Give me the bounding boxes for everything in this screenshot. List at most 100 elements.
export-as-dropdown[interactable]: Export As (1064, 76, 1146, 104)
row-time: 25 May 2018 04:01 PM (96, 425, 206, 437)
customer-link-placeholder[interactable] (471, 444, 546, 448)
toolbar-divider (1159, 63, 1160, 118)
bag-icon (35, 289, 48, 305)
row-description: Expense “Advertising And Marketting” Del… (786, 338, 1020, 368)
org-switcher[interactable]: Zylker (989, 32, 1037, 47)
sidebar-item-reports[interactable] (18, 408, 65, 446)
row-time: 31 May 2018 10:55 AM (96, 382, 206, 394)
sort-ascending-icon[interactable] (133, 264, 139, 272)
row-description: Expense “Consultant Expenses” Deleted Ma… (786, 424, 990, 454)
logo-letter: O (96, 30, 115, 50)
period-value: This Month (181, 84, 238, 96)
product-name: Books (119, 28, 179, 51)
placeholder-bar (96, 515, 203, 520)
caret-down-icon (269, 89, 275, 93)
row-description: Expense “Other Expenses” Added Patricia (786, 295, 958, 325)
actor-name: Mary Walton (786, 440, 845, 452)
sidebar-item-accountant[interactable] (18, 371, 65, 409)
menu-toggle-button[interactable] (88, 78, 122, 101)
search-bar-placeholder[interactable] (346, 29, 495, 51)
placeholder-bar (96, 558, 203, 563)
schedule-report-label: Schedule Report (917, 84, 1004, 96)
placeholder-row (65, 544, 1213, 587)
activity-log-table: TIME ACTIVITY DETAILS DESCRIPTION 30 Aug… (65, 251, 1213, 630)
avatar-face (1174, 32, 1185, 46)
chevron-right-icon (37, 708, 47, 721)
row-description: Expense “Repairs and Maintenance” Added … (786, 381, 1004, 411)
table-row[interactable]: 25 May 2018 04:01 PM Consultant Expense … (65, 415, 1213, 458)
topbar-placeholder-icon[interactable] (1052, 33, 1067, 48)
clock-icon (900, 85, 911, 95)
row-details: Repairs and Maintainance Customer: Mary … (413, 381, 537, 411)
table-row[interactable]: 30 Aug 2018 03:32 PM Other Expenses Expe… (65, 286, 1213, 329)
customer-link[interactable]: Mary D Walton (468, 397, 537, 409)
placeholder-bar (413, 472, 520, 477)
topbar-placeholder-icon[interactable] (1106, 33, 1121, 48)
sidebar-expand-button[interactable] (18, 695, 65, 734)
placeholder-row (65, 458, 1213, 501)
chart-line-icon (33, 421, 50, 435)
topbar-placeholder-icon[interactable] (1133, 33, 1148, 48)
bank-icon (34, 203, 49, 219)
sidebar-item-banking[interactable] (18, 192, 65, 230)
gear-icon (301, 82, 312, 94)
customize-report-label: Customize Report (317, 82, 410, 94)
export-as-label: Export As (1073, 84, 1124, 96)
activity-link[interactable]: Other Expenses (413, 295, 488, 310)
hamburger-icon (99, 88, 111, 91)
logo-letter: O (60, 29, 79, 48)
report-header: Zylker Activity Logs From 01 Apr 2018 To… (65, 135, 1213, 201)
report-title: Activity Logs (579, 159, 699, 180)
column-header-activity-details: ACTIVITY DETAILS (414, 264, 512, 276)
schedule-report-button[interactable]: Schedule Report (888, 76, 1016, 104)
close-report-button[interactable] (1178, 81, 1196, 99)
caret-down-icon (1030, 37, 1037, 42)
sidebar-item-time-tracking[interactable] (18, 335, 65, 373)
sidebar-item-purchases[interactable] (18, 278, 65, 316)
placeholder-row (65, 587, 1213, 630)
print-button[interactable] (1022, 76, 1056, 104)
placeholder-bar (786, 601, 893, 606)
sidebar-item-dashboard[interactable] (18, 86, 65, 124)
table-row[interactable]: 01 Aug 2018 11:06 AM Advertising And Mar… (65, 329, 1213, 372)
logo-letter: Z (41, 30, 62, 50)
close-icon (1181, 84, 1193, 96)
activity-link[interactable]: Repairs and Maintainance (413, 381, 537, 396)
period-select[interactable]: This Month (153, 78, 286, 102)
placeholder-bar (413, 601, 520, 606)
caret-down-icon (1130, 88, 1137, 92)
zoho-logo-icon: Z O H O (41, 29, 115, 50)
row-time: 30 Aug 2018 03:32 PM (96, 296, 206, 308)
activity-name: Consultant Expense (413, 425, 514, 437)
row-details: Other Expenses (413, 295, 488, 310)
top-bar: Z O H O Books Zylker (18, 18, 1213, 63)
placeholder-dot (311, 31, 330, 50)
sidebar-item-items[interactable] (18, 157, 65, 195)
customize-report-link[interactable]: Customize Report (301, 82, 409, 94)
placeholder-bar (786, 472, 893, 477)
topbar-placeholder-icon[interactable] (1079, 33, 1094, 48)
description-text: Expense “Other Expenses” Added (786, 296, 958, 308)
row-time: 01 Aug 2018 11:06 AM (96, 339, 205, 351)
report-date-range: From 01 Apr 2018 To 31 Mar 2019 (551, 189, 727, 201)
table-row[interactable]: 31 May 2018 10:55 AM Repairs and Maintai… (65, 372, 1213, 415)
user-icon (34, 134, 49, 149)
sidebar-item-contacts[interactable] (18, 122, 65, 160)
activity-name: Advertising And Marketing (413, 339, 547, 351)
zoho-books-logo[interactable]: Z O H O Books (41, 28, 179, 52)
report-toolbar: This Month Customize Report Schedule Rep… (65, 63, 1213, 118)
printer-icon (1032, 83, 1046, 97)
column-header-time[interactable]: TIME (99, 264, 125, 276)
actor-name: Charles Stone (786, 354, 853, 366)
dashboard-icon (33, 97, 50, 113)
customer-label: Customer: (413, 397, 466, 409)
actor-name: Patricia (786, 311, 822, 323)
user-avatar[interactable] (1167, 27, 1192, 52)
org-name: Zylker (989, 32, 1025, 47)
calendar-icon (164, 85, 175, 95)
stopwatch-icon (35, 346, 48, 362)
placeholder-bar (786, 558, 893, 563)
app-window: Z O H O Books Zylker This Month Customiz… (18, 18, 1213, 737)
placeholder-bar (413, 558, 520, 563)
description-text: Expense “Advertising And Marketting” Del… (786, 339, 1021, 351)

GOAL OF THE EXERCISE — Copy the listing above line for line, keeping every character the same.

EXERCISE ANSWER —
Give me the bounding boxes for everything in this screenshot. List at most 100 elements.
export-as-dropdown[interactable]: Export As (1064, 76, 1146, 104)
row-time: 25 May 2018 04:01 PM (96, 425, 206, 437)
customer-link-placeholder[interactable] (471, 444, 546, 448)
toolbar-divider (1159, 63, 1160, 118)
bag-icon (35, 289, 48, 305)
row-description: Expense “Advertising And Marketting” Del… (786, 338, 1020, 368)
org-switcher[interactable]: Zylker (989, 32, 1037, 47)
sidebar-item-reports[interactable] (18, 408, 65, 446)
row-time: 31 May 2018 10:55 AM (96, 382, 206, 394)
sort-ascending-icon[interactable] (133, 264, 139, 272)
row-description: Expense “Consultant Expenses” Deleted Ma… (786, 424, 990, 454)
logo-letter: O (96, 30, 115, 50)
period-value: This Month (181, 84, 238, 96)
product-name: Books (119, 28, 179, 51)
placeholder-bar (96, 515, 203, 520)
caret-down-icon (269, 89, 275, 93)
row-description: Expense “Other Expenses” Added Patricia (786, 295, 958, 325)
actor-name: Mary Walton (786, 440, 845, 452)
sidebar-item-accountant[interactable] (18, 371, 65, 409)
menu-toggle-button[interactable] (88, 78, 122, 101)
search-bar-placeholder[interactable] (346, 29, 495, 51)
placeholder-bar (96, 558, 203, 563)
schedule-report-label: Schedule Report (917, 84, 1004, 96)
placeholder-row (65, 544, 1213, 587)
activity-log-table: TIME ACTIVITY DETAILS DESCRIPTION 30 Aug… (65, 251, 1213, 630)
avatar-face (1174, 32, 1185, 46)
chevron-right-icon (37, 708, 47, 721)
row-description: Expense “Repairs and Maintenance” Added … (786, 381, 1004, 411)
table-row[interactable]: 25 May 2018 04:01 PM Consultant Expense … (65, 415, 1213, 458)
topbar-placeholder-icon[interactable] (1052, 33, 1067, 48)
clock-icon (900, 85, 911, 95)
row-details: Repairs and Maintainance Customer: Mary … (413, 381, 537, 411)
table-row[interactable]: 30 Aug 2018 03:32 PM Other Expenses Expe… (65, 286, 1213, 329)
customer-link[interactable]: Mary D Walton (468, 397, 537, 409)
placeholder-bar (413, 472, 520, 477)
topbar-placeholder-icon[interactable] (1106, 33, 1121, 48)
sidebar-expand-button[interactable] (18, 695, 65, 734)
placeholder-row (65, 458, 1213, 501)
chart-line-icon (33, 421, 50, 435)
topbar-placeholder-icon[interactable] (1133, 33, 1148, 48)
bank-icon (34, 203, 49, 219)
sidebar-item-banking[interactable] (18, 192, 65, 230)
gear-icon (301, 82, 312, 94)
customize-report-label: Customize Report (317, 82, 410, 94)
export-as-label: Export As (1073, 84, 1124, 96)
activity-link[interactable]: Other Expenses (413, 295, 488, 310)
hamburger-icon (99, 88, 111, 91)
logo-letter: O (60, 29, 79, 48)
report-header: Zylker Activity Logs From 01 Apr 2018 To… (65, 135, 1213, 201)
report-title: Activity Logs (579, 159, 699, 180)
column-header-activity-details: ACTIVITY DETAILS (414, 264, 512, 276)
schedule-report-button[interactable]: Schedule Report (888, 76, 1016, 104)
close-report-button[interactable] (1178, 81, 1196, 99)
caret-down-icon (1030, 37, 1037, 42)
sidebar-item-time-tracking[interactable] (18, 335, 65, 373)
sidebar-item-purchases[interactable] (18, 278, 65, 316)
placeholder-row (65, 587, 1213, 630)
print-button[interactable] (1022, 76, 1056, 104)
placeholder-bar (786, 601, 893, 606)
sidebar-item-dashboard[interactable] (18, 86, 65, 124)
table-row[interactable]: 01 Aug 2018 11:06 AM Advertising And Mar… (65, 329, 1213, 372)
logo-letter: Z (41, 30, 62, 50)
close-icon (1181, 84, 1193, 96)
activity-link[interactable]: Repairs and Maintainance (413, 381, 537, 396)
period-select[interactable]: This Month (153, 78, 286, 102)
placeholder-bar (413, 601, 520, 606)
caret-down-icon (1130, 88, 1137, 92)
zoho-logo-icon: Z O H O (41, 29, 115, 50)
row-time: 30 Aug 2018 03:32 PM (96, 296, 206, 308)
activity-name: Consultant Expense (413, 425, 514, 437)
row-details: Other Expenses (413, 295, 488, 310)
top-bar: Z O H O Books Zylker (18, 18, 1213, 63)
placeholder-dot (311, 31, 330, 50)
sidebar-item-items[interactable] (18, 157, 65, 195)
customize-report-link[interactable]: Customize Report (301, 82, 409, 94)
placeholder-bar (786, 472, 893, 477)
topbar-placeholder-icon[interactable] (1079, 33, 1094, 48)
description-text: Expense “Other Expenses” Added (786, 296, 958, 308)
row-time: 01 Aug 2018 11:06 AM (96, 339, 205, 351)
report-date-range: From 01 Apr 2018 To 31 Mar 2019 (551, 189, 727, 201)
table-row[interactable]: 31 May 2018 10:55 AM Repairs and Maintai… (65, 372, 1213, 415)
user-icon (34, 134, 49, 149)
sidebar-item-contacts[interactable] (18, 122, 65, 160)
activity-name: Advertising And Marketing (413, 339, 547, 351)
zoho-books-logo[interactable]: Z O H O Books (41, 28, 179, 52)
report-toolbar: This Month Customize Report Schedule Rep… (65, 63, 1213, 118)
printer-icon (1032, 83, 1046, 97)
column-header-time[interactable]: TIME (99, 264, 125, 276)
actor-name: Charles Stone (786, 354, 853, 366)
dashboard-icon (33, 97, 50, 113)
customer-label: Customer: (413, 397, 466, 409)
actor-name: Patricia (786, 311, 822, 323)
user-avatar[interactable] (1167, 27, 1192, 52)
org-name: Zylker (989, 32, 1025, 47)
calendar-icon (164, 85, 175, 95)
stopwatch-icon (35, 346, 48, 362)
placeholder-bar (786, 558, 893, 563)
app-window: Z O H O Books Zylker This Month Customiz… (18, 18, 1213, 737)
placeholder-bar (413, 558, 520, 563)
description-text: Expense “Advertising And Marketting” Del… (786, 339, 1021, 351)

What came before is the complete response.